> Stored records:
======

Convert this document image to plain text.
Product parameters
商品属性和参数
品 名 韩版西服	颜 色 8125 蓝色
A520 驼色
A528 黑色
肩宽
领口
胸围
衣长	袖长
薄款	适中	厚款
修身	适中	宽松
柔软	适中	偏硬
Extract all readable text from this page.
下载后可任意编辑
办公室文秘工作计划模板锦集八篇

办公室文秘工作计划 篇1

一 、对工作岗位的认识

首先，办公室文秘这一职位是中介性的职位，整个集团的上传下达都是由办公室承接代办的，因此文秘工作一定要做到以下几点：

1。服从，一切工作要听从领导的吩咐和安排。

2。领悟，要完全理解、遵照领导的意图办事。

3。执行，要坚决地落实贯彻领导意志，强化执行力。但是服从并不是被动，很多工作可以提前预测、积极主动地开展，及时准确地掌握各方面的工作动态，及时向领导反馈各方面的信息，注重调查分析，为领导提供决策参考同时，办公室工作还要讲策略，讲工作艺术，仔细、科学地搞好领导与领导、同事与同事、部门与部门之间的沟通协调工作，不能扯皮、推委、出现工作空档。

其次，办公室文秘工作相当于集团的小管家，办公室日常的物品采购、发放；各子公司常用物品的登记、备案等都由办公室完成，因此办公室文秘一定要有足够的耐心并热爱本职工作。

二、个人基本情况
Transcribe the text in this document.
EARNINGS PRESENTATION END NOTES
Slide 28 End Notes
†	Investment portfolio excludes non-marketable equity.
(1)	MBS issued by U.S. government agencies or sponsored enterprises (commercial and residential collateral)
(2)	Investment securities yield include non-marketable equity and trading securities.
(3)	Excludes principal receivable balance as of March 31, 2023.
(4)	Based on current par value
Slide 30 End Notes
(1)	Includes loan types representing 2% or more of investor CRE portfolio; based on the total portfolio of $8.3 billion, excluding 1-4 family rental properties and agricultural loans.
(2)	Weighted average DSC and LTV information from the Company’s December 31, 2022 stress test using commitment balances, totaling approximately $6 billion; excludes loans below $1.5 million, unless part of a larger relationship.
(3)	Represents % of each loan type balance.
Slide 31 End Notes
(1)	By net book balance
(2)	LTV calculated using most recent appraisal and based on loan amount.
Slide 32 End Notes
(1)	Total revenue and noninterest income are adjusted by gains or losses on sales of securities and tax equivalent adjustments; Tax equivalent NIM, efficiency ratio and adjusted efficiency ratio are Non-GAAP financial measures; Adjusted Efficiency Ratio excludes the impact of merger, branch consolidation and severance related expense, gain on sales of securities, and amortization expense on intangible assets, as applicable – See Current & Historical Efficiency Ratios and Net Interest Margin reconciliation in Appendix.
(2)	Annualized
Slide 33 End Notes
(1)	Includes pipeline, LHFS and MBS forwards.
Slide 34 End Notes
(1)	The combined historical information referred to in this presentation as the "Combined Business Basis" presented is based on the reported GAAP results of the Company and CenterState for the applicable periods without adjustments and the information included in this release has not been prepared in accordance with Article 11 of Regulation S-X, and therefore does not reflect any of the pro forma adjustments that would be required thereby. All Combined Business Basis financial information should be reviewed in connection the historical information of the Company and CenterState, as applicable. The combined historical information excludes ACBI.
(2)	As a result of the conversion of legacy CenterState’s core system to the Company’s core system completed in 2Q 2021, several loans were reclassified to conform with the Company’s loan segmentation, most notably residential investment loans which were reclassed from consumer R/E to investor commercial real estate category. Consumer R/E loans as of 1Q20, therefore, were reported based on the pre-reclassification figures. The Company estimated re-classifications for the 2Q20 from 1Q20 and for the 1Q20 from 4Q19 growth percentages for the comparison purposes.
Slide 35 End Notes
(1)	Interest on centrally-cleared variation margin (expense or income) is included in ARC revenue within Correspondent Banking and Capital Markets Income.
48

======

> What is being asked: Copy out the whole listing, exactly as written.

> Response:
Convert this document image to plain text.
Product parameters
商品属性和参数
品 名 韩版西服	颜 色 8125 蓝色
A520 驼色
A528 黑色
肩宽
领口
胸围
衣长	袖长
薄款	适中	厚款
修身	适中	宽松
柔软	适中	偏硬
Extract all readable text from this page.
下载后可任意编辑
办公室文秘工作计划模板锦集八篇

办公室文秘工作计划 篇1

一 、对工作岗位的认识

首先，办公室文秘这一职位是中介性的职位，整个集团的上传下达都是由办公室承接代办的，因此文秘工作一定要做到以下几点：

1。服从，一切工作要听从领导的吩咐和安排。

2。领悟，要完全理解、遵照领导的意图办事。

3。执行，要坚决地落实贯彻领导意志，强化执行力。但是服从并不是被动，很多工作可以提前预测、积极主动地开展，及时准确地掌握各方面的工作动态，及时向领导反馈各方面的信息，注重调查分析，为领导提供决策参考同时，办公室工作还要讲策略，讲工作艺术，仔细、科学地搞好领导与领导、同事与同事、部门与部门之间的沟通协调工作，不能扯皮、推委、出现工作空档。

其次，办公室文秘工作相当于集团的小管家，办公室日常的物品采购、发放；各子公司常用物品的登记、备案等都由办公室完成，因此办公室文秘一定要有足够的耐心并热爱本职工作。

二、个人基本情况
Transcribe the text in this document.
EARNINGS PRESENTATION END NOTES
Slide 28 End Notes
†	Investment portfolio excludes non-marketable equity.
(1)	MBS issued by U.S. government agencies or sponsored enterprises (commercial and residential collateral)
(2)	Investment securities yield include non-marketable equity and trading securities.
(3)	Excludes principal receivable balance as of March 31, 2023.
(4)	Based on current par value
Slide 30 End Notes
(1)	Includes loan types representing 2% or more of investor CRE portfolio; based on the total portfolio of $8.3 billion, excluding 1-4 family rental properties and agricultural loans.
(2)	Weighted average DSC and LTV information from the Company’s December 31, 2022 stress test using commitment balances, totaling approximately $6 billion; excludes loans below $1.5 million, unless part of a larger relationship.
(3)	Represents % of each loan type balance.
Slide 31 End Notes
(1)	By net book balance
(2)	LTV calculated using most recent appraisal and based on loan amount.
Slide 32 End Notes
(1)	Total revenue and noninterest income are adjusted by gains or losses on sales of securities and tax equivalent adjustments; Tax equivalent NIM, efficiency ratio and adjusted efficiency ratio are Non-GAAP financial measures; Adjusted Efficiency Ratio excludes the impact of merger, branch consolidation and severance related expense, gain on sales of securities, and amortization expense on intangible assets, as applicable – See Current & Historical Efficiency Ratios and Net Interest Margin reconciliation in Appendix.
(2)	Annualized
Slide 33 End Notes
(1)	Includes pipeline, LHFS and MBS forwards.
Slide 34 End Notes
(1)	The combined historical information referred to in this presentation as the "Combined Business Basis" presented is based on the reported GAAP results of the Company and CenterState for the applicable periods without adjustments and the information included in this release has not been prepared in accordance with Article 11 of Regulation S-X, and therefore does not reflect any of the pro forma adjustments that would be required thereby. All Combined Business Basis financial information should be reviewed in connection the historical information of the Company and CenterState, as applicable. The combined historical information excludes ACBI.
(2)	As a result of the conversion of legacy CenterState’s core system to the Company’s core system completed in 2Q 2021, several loans were reclassified to conform with the Company’s loan segmentation, most notably residential investment loans which were reclassed from consumer R/E to investor commercial real estate category. Consumer R/E loans as of 1Q20, therefore, were reported based on the pre-reclassification figures. The Company estimated re-classifications for the 2Q20 from 1Q20 and for the 1Q20 from 4Q19 growth percentages for the comparison purposes.
Slide 35 End Notes
(1)	Interest on centrally-cleared variation margin (expense or income) is included in ARC revenue within Correspondent Banking and Capital Markets Income.
48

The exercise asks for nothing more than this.